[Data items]
— START —
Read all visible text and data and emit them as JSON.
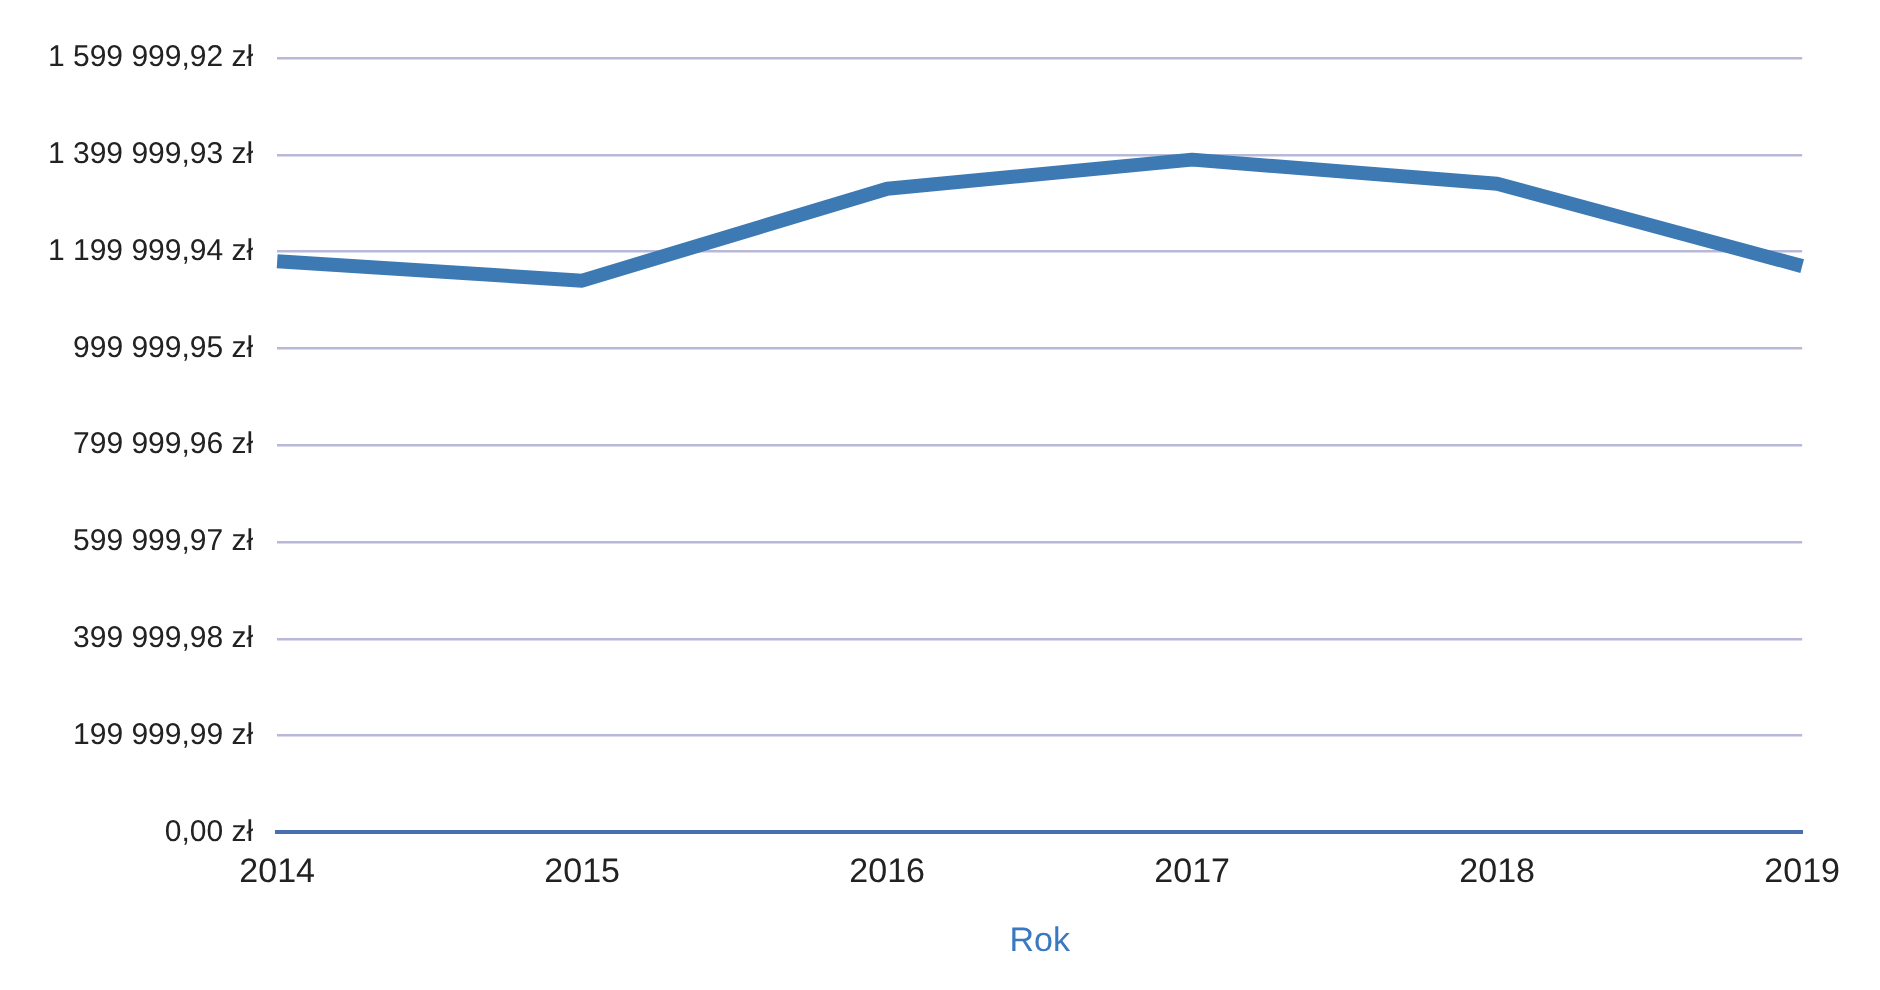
{
  "chart_data": {
    "type": "line",
    "xlabel": "Rok",
    "categories": [
      "2014",
      "2015",
      "2016",
      "2017",
      "2018",
      "2019"
    ],
    "series": [
      {
        "color": "#3d7ab3",
        "values": [
          1180000,
          1140000,
          1330000,
          1390000,
          1340000,
          1170000
        ]
      }
    ],
    "ylim": [
      0,
      1599999.92
    ],
    "yticks": [
      {
        "value": 0,
        "label": "0,00 zł"
      },
      {
        "value": 199999.99,
        "label": "199 999,99 zł"
      },
      {
        "value": 399999.98,
        "label": "399 999,98 zł"
      },
      {
        "value": 599999.97,
        "label": "599 999,97 zł"
      },
      {
        "value": 799999.96,
        "label": "799 999,96 zł"
      },
      {
        "value": 999999.95,
        "label": "999 999,95 zł"
      },
      {
        "value": 1199999.94,
        "label": "1 199 999,94 zł"
      },
      {
        "value": 1399999.93,
        "label": "1 399 999,93 zł"
      },
      {
        "value": 1599999.92,
        "label": "1 599 999,92 zł"
      }
    ],
    "grid": "y",
    "legend": false,
    "marker": "none",
    "line_style": "solid"
  }
}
— END —
_Task requirements:_ The records above are to be reproduced exactly; the pictures are to be left out.

_Task answer:_
Read all visible text and data and emit them as JSON.
{
  "chart_data": {
    "type": "line",
    "xlabel": "Rok",
    "categories": [
      "2014",
      "2015",
      "2016",
      "2017",
      "2018",
      "2019"
    ],
    "series": [
      {
        "color": "#3d7ab3",
        "values": [
          1180000,
          1140000,
          1330000,
          1390000,
          1340000,
          1170000
        ]
      }
    ],
    "ylim": [
      0,
      1599999.92
    ],
    "yticks": [
      {
        "value": 0,
        "label": "0,00 zł"
      },
      {
        "value": 199999.99,
        "label": "199 999,99 zł"
      },
      {
        "value": 399999.98,
        "label": "399 999,98 zł"
      },
      {
        "value": 599999.97,
        "label": "599 999,97 zł"
      },
      {
        "value": 799999.96,
        "label": "799 999,96 zł"
      },
      {
        "value": 999999.95,
        "label": "999 999,95 zł"
      },
      {
        "value": 1199999.94,
        "label": "1 199 999,94 zł"
      },
      {
        "value": 1399999.93,
        "label": "1 399 999,93 zł"
      },
      {
        "value": 1599999.92,
        "label": "1 599 999,92 zł"
      }
    ],
    "grid": "y",
    "legend": false,
    "marker": "none",
    "line_style": "solid"
  }
}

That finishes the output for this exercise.